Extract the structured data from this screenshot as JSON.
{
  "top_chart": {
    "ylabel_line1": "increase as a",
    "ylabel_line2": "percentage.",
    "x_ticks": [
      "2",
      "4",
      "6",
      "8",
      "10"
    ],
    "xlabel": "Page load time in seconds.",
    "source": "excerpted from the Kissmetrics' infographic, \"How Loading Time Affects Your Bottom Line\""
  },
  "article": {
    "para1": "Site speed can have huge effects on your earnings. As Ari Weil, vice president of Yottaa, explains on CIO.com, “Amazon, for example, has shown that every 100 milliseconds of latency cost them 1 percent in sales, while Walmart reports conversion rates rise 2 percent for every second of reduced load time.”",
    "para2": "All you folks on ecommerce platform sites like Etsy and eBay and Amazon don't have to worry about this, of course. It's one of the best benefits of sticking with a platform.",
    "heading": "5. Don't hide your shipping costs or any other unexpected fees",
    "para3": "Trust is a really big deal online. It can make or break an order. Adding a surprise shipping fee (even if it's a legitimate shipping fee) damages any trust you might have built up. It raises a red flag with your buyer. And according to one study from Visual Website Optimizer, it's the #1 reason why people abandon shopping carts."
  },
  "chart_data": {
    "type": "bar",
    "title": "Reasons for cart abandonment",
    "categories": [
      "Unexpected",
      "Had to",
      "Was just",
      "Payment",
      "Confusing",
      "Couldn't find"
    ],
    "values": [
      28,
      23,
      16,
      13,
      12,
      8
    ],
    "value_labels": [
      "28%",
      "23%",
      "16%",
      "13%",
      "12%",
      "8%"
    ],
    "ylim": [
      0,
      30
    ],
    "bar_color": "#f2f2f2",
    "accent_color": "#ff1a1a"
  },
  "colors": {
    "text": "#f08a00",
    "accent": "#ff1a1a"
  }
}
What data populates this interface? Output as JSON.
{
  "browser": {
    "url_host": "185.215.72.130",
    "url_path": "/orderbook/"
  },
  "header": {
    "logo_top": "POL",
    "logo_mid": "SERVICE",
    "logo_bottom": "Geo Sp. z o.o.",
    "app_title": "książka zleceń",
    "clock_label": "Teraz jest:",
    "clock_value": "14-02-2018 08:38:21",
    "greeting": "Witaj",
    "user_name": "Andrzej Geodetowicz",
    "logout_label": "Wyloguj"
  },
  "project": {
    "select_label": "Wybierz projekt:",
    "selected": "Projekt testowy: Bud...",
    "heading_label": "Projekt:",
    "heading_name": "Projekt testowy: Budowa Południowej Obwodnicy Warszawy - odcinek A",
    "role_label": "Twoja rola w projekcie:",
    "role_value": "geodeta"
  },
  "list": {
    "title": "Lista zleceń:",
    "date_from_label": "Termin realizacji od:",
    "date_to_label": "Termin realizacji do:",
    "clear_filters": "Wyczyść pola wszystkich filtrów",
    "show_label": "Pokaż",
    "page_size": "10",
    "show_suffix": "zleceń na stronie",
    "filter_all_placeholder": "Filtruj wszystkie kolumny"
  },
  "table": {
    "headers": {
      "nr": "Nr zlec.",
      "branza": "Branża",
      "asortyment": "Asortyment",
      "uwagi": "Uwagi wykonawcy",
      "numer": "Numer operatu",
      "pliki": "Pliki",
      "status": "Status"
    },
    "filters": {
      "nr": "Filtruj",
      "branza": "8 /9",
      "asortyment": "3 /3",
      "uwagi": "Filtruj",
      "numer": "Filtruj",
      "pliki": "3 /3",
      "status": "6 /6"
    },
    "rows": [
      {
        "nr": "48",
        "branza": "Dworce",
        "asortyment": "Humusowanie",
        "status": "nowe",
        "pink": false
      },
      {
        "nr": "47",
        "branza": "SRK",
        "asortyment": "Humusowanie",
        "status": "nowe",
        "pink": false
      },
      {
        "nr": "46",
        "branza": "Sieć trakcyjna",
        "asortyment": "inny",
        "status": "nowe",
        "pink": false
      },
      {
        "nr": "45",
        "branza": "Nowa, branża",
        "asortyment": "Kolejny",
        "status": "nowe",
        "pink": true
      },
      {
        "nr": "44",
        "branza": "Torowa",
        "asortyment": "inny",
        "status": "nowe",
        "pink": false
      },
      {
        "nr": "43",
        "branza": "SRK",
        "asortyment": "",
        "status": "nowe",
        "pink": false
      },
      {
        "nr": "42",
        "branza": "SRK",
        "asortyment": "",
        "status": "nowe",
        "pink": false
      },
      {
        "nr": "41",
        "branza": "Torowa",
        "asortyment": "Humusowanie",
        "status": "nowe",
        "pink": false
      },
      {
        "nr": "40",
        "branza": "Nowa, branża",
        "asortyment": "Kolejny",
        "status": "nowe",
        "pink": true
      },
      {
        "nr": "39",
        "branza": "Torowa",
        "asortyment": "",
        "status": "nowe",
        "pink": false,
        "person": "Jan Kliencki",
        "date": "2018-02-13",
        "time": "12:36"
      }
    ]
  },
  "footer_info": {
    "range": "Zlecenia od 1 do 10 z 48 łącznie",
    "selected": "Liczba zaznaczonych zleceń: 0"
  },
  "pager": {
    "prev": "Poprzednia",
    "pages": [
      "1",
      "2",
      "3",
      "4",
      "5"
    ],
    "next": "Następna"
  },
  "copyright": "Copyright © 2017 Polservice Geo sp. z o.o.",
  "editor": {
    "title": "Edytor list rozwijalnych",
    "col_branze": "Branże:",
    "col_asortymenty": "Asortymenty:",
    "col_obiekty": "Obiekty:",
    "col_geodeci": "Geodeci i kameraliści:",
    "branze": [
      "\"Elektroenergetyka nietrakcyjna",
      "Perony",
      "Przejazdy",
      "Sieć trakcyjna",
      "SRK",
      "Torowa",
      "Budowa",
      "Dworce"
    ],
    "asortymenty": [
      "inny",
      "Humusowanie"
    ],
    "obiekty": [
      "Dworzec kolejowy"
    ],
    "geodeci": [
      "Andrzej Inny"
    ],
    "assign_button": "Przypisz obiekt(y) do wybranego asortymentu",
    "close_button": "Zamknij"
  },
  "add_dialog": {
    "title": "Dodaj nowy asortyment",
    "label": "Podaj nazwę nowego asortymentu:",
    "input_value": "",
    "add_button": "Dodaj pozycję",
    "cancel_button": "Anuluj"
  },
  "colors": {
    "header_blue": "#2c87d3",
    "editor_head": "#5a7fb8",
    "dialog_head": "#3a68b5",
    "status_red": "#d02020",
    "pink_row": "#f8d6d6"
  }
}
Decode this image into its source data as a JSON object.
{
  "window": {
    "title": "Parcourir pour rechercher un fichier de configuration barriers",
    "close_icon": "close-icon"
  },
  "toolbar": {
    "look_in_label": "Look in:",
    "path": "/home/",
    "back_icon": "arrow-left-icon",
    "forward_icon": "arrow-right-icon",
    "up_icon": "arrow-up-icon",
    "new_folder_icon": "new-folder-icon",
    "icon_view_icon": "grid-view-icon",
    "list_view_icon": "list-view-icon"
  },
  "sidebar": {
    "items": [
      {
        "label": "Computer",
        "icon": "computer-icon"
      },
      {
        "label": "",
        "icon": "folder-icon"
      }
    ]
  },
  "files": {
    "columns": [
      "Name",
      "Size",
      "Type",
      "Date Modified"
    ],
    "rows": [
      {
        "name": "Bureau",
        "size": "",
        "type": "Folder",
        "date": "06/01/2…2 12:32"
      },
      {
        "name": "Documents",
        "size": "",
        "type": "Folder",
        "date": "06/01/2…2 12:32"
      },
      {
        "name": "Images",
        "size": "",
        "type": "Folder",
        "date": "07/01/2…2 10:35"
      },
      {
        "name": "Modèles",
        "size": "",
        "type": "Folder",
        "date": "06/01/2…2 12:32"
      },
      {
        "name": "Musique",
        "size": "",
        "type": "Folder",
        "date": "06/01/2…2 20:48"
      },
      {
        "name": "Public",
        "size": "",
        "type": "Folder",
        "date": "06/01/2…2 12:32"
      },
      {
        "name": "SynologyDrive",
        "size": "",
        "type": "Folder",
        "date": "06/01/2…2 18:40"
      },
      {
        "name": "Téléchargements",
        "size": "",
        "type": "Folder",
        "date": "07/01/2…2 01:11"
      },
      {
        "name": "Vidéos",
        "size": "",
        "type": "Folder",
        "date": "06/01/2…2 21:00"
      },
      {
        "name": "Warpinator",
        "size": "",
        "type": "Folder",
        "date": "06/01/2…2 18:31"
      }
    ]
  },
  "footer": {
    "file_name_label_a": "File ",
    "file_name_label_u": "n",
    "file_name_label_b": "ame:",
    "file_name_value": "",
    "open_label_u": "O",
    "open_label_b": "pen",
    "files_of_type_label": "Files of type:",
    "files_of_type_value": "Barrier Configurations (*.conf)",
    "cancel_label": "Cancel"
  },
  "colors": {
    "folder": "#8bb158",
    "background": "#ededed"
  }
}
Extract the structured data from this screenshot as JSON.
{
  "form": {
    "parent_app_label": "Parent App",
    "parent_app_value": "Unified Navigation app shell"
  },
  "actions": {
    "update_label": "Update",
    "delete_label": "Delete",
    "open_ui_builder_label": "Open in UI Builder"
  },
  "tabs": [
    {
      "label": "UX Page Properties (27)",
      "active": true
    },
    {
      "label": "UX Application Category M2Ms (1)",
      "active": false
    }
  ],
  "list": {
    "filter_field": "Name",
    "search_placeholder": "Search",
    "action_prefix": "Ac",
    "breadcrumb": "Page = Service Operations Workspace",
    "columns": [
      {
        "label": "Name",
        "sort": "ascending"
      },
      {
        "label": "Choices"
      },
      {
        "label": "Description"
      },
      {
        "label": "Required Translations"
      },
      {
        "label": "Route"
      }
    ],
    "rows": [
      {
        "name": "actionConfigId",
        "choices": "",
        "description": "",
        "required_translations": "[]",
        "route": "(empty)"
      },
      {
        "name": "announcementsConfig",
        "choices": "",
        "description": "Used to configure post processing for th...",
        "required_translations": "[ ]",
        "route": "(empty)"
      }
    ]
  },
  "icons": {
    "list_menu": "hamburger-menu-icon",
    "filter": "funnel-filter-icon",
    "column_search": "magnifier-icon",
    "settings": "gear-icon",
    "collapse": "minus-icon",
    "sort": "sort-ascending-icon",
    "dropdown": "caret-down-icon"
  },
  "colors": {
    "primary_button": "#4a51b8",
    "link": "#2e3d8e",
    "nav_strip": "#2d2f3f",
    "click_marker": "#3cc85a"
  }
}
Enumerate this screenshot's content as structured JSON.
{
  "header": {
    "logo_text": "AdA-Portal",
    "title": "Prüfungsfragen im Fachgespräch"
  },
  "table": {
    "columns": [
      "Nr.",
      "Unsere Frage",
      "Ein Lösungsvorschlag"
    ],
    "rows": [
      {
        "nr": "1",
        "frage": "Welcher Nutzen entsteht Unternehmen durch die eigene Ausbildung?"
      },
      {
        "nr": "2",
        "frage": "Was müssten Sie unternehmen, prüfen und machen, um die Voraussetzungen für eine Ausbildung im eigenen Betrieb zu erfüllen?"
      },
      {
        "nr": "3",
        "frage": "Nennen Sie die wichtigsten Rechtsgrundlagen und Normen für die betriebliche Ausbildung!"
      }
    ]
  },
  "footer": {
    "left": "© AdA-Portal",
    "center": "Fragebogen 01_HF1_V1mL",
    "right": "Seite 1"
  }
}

▶ Goal
Transcribe only the trailing portion of the entries above: the line that contains "Enumerate this screenshot's" and each line after it.

▶ Final answer
Enumerate this screenshot's content as structured JSON.
{
  "header": {
    "logo_text": "AdA-Portal",
    "title": "Prüfungsfragen im Fachgespräch"
  },
  "table": {
    "columns": [
      "Nr.",
      "Unsere Frage",
      "Ein Lösungsvorschlag"
    ],
    "rows": [
      {
        "nr": "1",
        "frage": "Welcher Nutzen entsteht Unternehmen durch die eigene Ausbildung?"
      },
      {
        "nr": "2",
        "frage": "Was müssten Sie unternehmen, prüfen und machen, um die Voraussetzungen für eine Ausbildung im eigenen Betrieb zu erfüllen?"
      },
      {
        "nr": "3",
        "frage": "Nennen Sie die wichtigsten Rechtsgrundlagen und Normen für die betriebliche Ausbildung!"
      }
    ]
  },
  "footer": {
    "left": "© AdA-Portal",
    "center": "Fragebogen 01_HF1_V1mL",
    "right": "Seite 1"
  }
}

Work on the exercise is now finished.